# [Material for this task]
--------------------------------------------------
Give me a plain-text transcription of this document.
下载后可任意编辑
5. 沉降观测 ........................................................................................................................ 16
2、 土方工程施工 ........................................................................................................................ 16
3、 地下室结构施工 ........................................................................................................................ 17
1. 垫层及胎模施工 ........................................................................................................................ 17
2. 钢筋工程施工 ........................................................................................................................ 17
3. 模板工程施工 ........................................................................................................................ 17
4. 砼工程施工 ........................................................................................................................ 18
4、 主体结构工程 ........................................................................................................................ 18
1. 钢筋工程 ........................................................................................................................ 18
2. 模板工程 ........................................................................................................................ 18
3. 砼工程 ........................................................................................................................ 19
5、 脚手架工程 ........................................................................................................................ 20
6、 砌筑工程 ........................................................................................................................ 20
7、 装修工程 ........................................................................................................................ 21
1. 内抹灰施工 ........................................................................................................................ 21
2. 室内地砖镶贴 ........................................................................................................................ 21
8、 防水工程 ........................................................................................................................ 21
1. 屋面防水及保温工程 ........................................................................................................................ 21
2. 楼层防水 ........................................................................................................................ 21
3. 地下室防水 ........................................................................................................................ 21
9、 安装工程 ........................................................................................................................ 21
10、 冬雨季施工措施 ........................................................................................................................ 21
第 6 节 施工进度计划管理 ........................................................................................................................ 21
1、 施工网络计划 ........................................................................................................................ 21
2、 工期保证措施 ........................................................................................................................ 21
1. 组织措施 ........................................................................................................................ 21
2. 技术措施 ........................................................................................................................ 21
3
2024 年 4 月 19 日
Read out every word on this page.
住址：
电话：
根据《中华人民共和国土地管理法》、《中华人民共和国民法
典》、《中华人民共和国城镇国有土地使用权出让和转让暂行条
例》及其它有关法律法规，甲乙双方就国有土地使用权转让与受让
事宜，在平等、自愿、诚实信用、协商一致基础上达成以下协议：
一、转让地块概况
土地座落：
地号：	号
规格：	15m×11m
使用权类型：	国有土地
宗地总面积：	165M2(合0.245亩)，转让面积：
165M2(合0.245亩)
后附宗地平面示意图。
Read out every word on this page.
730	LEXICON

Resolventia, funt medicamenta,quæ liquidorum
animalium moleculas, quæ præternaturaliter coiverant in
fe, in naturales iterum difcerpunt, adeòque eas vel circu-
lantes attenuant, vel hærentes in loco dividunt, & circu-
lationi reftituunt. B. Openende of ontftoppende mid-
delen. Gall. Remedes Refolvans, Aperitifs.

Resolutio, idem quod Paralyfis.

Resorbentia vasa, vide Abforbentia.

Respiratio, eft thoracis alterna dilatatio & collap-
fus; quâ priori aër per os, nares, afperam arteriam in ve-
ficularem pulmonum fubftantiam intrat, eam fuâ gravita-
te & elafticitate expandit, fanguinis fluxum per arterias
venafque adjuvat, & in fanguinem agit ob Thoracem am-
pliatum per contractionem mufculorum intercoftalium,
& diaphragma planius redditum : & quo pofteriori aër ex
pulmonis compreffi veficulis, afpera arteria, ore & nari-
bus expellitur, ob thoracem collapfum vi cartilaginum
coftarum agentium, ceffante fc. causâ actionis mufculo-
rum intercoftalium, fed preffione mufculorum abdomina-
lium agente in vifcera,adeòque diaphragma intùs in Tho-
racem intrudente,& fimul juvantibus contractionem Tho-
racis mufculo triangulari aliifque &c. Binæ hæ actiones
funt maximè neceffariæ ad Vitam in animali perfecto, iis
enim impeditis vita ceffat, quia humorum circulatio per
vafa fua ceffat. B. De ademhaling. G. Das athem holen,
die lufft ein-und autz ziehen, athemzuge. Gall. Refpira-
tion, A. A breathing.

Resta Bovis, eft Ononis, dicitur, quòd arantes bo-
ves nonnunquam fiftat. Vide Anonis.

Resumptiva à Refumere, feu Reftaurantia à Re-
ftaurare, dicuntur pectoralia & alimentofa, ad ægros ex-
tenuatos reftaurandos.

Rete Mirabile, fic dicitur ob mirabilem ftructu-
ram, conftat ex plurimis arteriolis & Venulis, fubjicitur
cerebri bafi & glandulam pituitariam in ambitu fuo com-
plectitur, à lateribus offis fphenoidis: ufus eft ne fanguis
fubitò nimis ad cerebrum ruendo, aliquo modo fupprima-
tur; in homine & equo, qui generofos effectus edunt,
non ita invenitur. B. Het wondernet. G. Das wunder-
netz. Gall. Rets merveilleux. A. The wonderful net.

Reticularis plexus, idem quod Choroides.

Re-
--------------------------------------------------
# [What you have to do]
Each entry above is to be printed again exactly.

# [Result]
Give me a plain-text transcription of this document.
下载后可任意编辑
5. 沉降观测 ........................................................................................................................ 16
2、 土方工程施工 ........................................................................................................................ 16
3、 地下室结构施工 ........................................................................................................................ 17
1. 垫层及胎模施工 ........................................................................................................................ 17
2. 钢筋工程施工 ........................................................................................................................ 17
3. 模板工程施工 ........................................................................................................................ 17
4. 砼工程施工 ........................................................................................................................ 18
4、 主体结构工程 ........................................................................................................................ 18
1. 钢筋工程 ........................................................................................................................ 18
2. 模板工程 ........................................................................................................................ 18
3. 砼工程 ........................................................................................................................ 19
5、 脚手架工程 ........................................................................................................................ 20
6、 砌筑工程 ........................................................................................................................ 20
7、 装修工程 ........................................................................................................................ 21
1. 内抹灰施工 ........................................................................................................................ 21
2. 室内地砖镶贴 ........................................................................................................................ 21
8、 防水工程 ........................................................................................................................ 21
1. 屋面防水及保温工程 ........................................................................................................................ 21
2. 楼层防水 ........................................................................................................................ 21
3. 地下室防水 ........................................................................................................................ 21
9、 安装工程 ........................................................................................................................ 21
10、 冬雨季施工措施 ........................................................................................................................ 21
第 6 节 施工进度计划管理 ........................................................................................................................ 21
1、 施工网络计划 ........................................................................................................................ 21
2、 工期保证措施 ........................................................................................................................ 21
1. 组织措施 ........................................................................................................................ 21
2. 技术措施 ........................................................................................................................ 21
3
2024 年 4 月 19 日
Read out every word on this page.
住址：
电话：
根据《中华人民共和国土地管理法》、《中华人民共和国民法
典》、《中华人民共和国城镇国有土地使用权出让和转让暂行条
例》及其它有关法律法规，甲乙双方就国有土地使用权转让与受让
事宜，在平等、自愿、诚实信用、协商一致基础上达成以下协议：
一、转让地块概况
土地座落：
地号：	号
规格：	15m×11m
使用权类型：	国有土地
宗地总面积：	165M2(合0.245亩)，转让面积：
165M2(合0.245亩)
后附宗地平面示意图。
Read out every word on this page.
730	LEXICON

Resolventia, funt medicamenta,quæ liquidorum
animalium moleculas, quæ præternaturaliter coiverant in
fe, in naturales iterum difcerpunt, adeòque eas vel circu-
lantes attenuant, vel hærentes in loco dividunt, & circu-
lationi reftituunt. B. Openende of ontftoppende mid-
delen. Gall. Remedes Refolvans, Aperitifs.

Resolutio, idem quod Paralyfis.

Resorbentia vasa, vide Abforbentia.

Respiratio, eft thoracis alterna dilatatio & collap-
fus; quâ priori aër per os, nares, afperam arteriam in ve-
ficularem pulmonum fubftantiam intrat, eam fuâ gravita-
te & elafticitate expandit, fanguinis fluxum per arterias
venafque adjuvat, & in fanguinem agit ob Thoracem am-
pliatum per contractionem mufculorum intercoftalium,
& diaphragma planius redditum : & quo pofteriori aër ex
pulmonis compreffi veficulis, afpera arteria, ore & nari-
bus expellitur, ob thoracem collapfum vi cartilaginum
coftarum agentium, ceffante fc. causâ actionis mufculo-
rum intercoftalium, fed preffione mufculorum abdomina-
lium agente in vifcera,adeòque diaphragma intùs in Tho-
racem intrudente,& fimul juvantibus contractionem Tho-
racis mufculo triangulari aliifque &c. Binæ hæ actiones
funt maximè neceffariæ ad Vitam in animali perfecto, iis
enim impeditis vita ceffat, quia humorum circulatio per
vafa fua ceffat. B. De ademhaling. G. Das athem holen,
die lufft ein-und autz ziehen, athemzuge. Gall. Refpira-
tion, A. A breathing.

Resta Bovis, eft Ononis, dicitur, quòd arantes bo-
ves nonnunquam fiftat. Vide Anonis.

Resumptiva à Refumere, feu Reftaurantia à Re-
ftaurare, dicuntur pectoralia & alimentofa, ad ægros ex-
tenuatos reftaurandos.

Rete Mirabile, fic dicitur ob mirabilem ftructu-
ram, conftat ex plurimis arteriolis & Venulis, fubjicitur
cerebri bafi & glandulam pituitariam in ambitu fuo com-
plectitur, à lateribus offis fphenoidis: ufus eft ne fanguis
fubitò nimis ad cerebrum ruendo, aliquo modo fupprima-
tur; in homine & equo, qui generofos effectus edunt,
non ita invenitur. B. Het wondernet. G. Das wunder-
netz. Gall. Rets merveilleux. A. The wonderful net.

Reticularis plexus, idem quod Choroides.

Re-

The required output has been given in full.